───── DATASET ROWS
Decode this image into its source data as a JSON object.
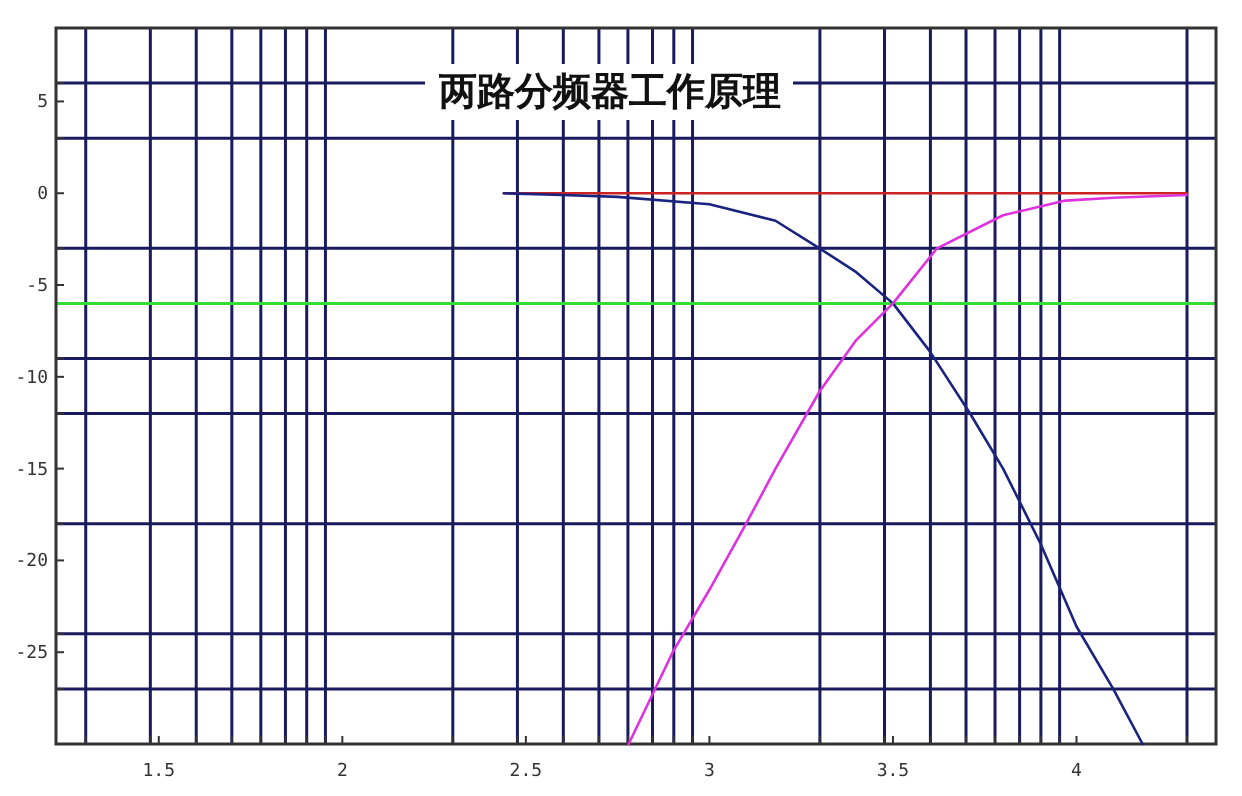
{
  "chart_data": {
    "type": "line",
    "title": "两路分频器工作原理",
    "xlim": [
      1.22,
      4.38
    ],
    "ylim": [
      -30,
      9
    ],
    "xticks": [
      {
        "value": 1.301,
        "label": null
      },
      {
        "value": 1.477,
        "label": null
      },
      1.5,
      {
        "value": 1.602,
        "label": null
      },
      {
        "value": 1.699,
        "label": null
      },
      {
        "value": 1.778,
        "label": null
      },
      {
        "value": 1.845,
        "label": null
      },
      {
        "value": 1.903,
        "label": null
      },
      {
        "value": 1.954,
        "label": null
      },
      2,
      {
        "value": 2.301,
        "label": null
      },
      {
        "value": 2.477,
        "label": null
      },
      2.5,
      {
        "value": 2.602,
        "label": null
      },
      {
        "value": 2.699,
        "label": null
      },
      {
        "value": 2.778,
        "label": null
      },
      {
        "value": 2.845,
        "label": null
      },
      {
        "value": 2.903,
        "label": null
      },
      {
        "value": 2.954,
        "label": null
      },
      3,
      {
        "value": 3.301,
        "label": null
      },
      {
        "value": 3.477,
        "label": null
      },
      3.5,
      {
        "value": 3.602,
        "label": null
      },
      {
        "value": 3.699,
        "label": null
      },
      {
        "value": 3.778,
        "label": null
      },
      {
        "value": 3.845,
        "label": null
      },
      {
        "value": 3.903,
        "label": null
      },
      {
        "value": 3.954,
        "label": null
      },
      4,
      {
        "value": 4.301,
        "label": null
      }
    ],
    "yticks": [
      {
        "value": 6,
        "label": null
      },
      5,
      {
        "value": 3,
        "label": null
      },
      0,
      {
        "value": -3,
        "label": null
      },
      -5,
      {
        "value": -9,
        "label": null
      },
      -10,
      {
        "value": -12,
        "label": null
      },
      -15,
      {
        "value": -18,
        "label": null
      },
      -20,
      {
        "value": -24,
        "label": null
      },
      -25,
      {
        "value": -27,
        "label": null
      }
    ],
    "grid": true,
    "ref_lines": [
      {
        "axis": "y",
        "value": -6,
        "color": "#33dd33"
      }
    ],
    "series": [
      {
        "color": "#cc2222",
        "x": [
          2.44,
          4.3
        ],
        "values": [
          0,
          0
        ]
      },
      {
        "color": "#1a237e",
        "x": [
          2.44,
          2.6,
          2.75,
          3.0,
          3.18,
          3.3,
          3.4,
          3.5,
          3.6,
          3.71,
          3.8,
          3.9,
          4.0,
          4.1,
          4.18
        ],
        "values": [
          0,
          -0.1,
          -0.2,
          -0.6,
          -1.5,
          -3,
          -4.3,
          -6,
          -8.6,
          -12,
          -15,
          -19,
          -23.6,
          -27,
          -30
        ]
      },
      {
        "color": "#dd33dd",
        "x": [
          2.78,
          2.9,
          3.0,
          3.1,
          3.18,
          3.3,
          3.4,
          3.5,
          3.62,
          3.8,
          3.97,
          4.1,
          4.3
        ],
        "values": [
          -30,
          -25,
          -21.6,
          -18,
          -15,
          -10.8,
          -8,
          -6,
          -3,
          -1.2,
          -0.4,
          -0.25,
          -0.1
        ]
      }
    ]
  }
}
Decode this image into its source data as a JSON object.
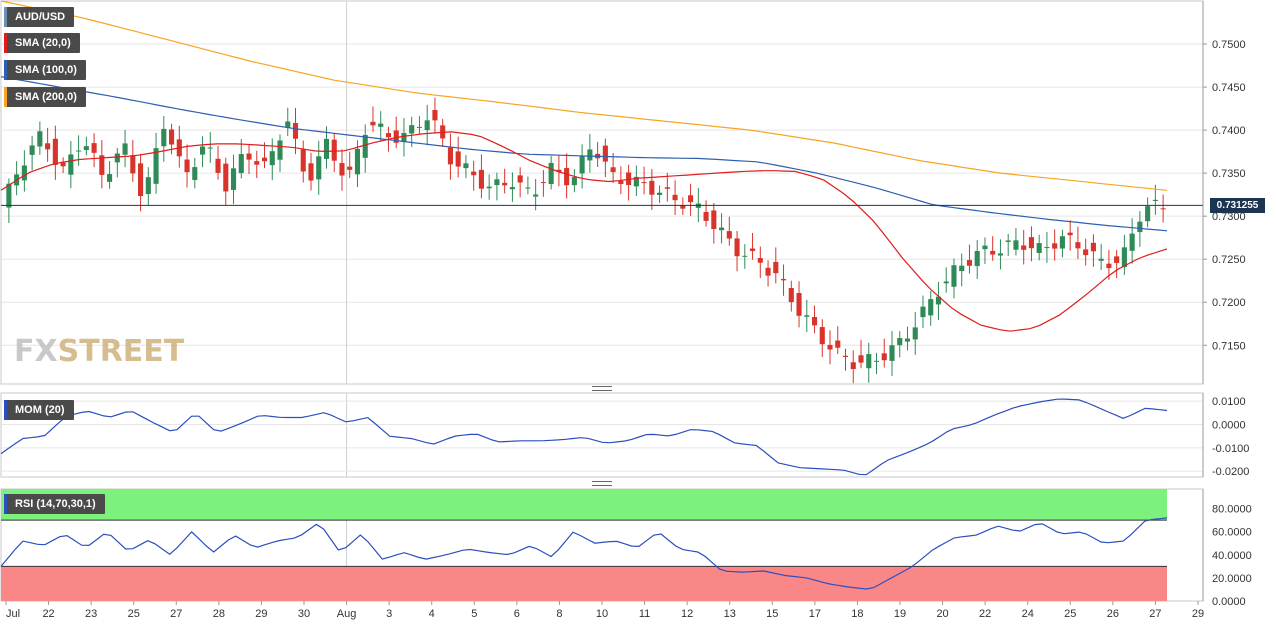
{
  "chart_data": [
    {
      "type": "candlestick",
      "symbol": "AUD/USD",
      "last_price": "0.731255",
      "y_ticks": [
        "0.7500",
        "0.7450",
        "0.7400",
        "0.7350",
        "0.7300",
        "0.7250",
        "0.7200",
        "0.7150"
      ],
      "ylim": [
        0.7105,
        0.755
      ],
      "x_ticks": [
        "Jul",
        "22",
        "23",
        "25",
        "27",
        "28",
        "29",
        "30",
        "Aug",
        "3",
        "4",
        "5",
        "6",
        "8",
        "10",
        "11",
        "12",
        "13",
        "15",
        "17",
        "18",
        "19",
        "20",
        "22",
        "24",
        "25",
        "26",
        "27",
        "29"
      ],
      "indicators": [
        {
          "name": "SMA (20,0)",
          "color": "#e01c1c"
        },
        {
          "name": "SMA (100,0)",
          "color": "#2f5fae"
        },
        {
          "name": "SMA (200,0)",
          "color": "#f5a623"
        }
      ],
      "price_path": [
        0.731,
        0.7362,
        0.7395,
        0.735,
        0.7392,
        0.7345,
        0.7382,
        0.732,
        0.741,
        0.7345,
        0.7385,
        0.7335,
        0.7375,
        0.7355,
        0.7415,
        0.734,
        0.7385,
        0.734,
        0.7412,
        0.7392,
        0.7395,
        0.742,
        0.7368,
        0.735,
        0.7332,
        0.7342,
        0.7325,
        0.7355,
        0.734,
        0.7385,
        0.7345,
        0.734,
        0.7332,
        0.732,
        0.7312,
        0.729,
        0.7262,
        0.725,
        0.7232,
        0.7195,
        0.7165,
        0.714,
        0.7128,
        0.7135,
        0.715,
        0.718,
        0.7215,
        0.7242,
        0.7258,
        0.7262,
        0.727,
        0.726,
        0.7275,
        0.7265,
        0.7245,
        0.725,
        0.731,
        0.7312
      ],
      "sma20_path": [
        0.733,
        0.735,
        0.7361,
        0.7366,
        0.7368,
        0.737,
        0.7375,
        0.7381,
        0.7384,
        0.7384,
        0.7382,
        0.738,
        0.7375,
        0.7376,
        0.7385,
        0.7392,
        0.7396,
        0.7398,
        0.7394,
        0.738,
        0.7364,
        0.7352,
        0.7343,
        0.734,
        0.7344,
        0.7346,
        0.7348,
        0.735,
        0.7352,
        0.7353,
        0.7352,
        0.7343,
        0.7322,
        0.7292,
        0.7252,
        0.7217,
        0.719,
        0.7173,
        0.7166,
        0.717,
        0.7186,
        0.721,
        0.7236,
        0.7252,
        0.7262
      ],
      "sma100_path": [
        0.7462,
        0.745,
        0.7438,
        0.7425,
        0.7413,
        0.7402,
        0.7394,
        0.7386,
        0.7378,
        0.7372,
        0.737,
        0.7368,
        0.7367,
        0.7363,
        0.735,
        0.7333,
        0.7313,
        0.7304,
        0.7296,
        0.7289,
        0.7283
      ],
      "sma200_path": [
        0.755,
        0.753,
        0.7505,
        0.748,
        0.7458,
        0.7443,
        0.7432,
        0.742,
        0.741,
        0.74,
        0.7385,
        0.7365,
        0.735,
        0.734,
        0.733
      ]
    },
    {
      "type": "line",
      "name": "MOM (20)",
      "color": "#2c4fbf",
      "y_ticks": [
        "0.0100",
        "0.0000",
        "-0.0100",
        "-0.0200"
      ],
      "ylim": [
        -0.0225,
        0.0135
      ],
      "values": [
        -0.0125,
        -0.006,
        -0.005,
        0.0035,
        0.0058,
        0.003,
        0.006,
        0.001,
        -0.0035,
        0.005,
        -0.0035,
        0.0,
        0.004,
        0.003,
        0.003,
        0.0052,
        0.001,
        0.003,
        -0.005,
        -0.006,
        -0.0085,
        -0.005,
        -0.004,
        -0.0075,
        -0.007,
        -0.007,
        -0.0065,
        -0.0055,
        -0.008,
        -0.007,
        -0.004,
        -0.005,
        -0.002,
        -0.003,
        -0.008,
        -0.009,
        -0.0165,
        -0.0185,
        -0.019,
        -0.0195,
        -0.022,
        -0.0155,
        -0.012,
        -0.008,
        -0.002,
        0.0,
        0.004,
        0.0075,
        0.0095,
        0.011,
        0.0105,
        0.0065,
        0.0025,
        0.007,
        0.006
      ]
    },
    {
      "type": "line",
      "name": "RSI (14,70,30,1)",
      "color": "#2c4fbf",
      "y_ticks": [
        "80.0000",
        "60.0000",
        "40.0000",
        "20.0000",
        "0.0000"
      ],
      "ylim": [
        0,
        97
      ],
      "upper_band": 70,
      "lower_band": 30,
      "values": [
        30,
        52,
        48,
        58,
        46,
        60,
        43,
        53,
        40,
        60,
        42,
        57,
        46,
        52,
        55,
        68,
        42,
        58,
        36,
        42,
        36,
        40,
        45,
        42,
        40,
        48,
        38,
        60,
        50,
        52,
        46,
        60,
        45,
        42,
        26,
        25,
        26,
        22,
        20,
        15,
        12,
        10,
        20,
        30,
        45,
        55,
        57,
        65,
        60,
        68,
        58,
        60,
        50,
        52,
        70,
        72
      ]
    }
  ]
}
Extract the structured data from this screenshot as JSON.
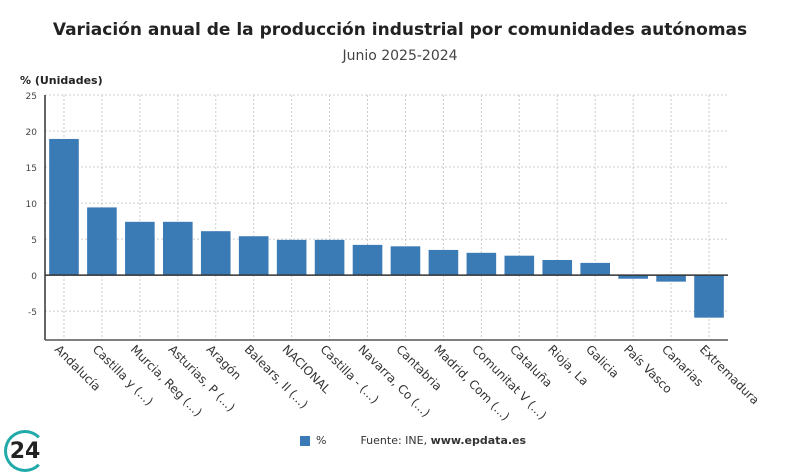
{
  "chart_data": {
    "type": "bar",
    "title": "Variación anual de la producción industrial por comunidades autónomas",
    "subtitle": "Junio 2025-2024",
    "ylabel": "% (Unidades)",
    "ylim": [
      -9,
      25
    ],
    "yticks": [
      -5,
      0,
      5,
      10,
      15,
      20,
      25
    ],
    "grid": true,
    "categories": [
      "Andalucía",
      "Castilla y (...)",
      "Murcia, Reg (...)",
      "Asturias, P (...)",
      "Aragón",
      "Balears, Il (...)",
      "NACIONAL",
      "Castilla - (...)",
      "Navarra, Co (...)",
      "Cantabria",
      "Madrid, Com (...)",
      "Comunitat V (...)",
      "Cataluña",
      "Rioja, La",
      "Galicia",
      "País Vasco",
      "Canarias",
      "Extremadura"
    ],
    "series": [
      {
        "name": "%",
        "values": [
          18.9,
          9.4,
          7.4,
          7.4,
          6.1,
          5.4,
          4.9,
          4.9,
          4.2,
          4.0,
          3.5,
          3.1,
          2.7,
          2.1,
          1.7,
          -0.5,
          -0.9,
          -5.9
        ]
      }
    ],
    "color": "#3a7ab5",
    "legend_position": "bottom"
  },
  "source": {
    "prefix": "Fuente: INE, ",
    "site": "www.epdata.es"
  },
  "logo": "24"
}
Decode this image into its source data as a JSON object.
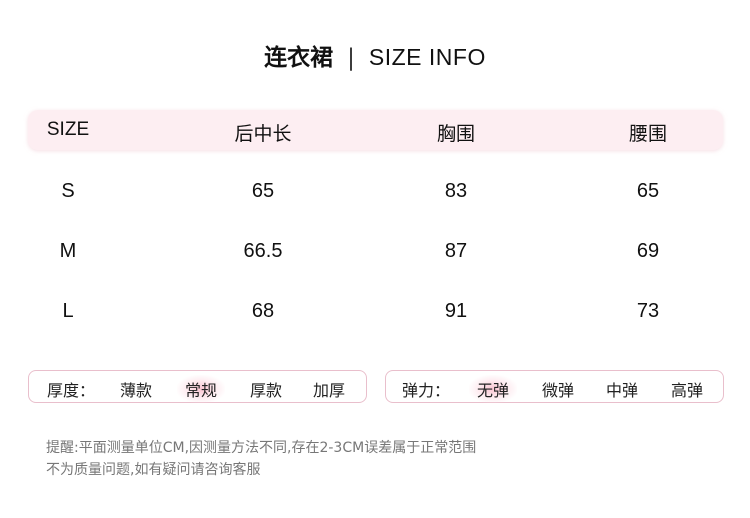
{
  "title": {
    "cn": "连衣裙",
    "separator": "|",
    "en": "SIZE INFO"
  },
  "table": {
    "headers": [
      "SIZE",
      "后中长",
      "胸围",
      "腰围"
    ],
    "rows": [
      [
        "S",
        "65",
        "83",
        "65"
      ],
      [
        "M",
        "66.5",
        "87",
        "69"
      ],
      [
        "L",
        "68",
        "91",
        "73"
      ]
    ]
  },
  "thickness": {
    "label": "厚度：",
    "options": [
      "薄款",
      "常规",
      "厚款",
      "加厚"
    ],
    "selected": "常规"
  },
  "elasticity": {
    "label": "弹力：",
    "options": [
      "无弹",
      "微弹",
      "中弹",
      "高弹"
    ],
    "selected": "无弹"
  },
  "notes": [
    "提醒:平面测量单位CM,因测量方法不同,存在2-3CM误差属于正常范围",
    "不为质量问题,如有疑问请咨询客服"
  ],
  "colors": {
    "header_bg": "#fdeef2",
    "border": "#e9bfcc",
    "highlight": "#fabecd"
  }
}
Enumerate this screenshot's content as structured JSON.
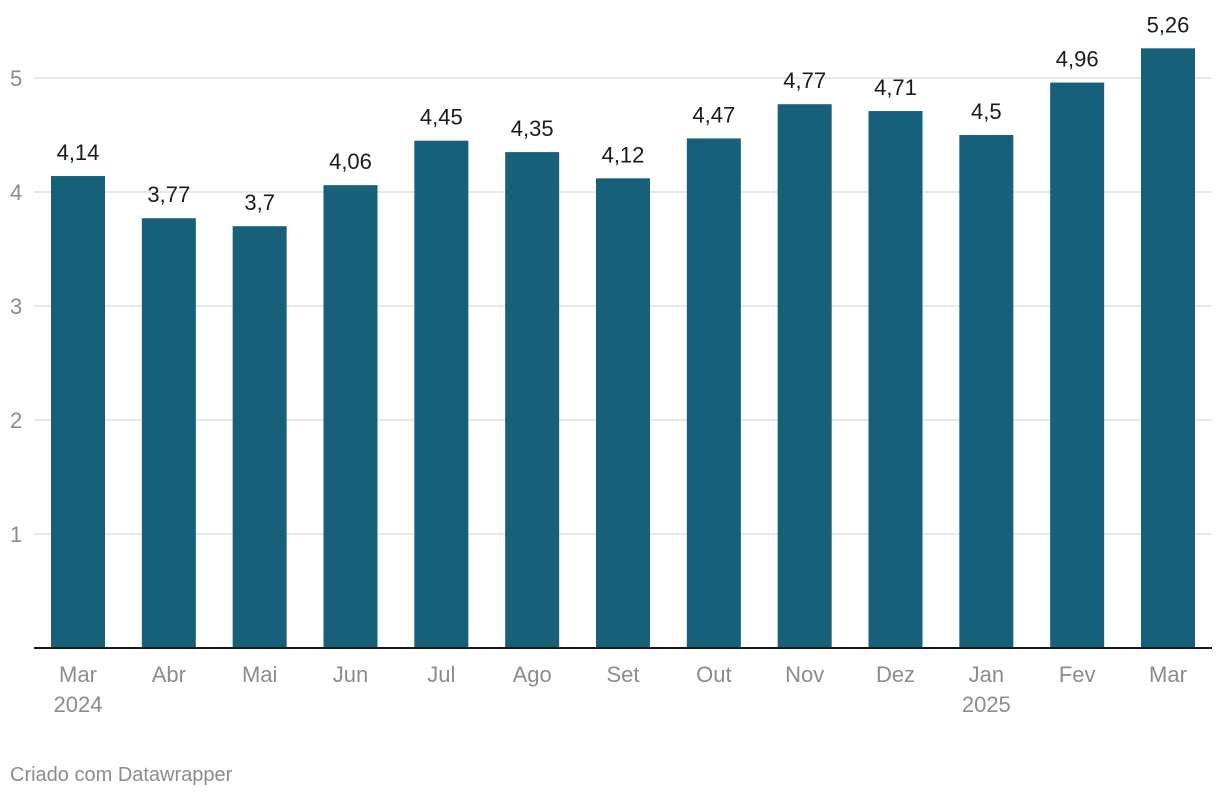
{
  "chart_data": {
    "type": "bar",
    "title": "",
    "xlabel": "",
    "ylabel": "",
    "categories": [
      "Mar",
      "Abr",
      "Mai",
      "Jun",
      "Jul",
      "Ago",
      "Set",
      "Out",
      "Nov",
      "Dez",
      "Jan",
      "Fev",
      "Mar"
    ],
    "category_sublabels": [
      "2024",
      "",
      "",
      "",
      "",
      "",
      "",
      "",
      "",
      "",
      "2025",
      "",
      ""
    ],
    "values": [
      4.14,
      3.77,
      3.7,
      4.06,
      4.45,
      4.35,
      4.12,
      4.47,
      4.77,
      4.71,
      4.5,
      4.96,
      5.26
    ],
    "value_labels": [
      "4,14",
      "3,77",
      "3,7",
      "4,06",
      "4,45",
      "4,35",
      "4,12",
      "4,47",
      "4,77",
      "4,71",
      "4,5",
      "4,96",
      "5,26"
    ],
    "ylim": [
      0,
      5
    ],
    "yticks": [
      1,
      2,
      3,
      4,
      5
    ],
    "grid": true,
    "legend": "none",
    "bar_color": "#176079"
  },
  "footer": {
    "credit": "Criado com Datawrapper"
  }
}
──────────
Copy each line above containing the string "screenshot".

> **THE OUTPUT**:
Extract the structured data from this screenshot as JSON.
Enumerate this screenshot's content as structured JSON.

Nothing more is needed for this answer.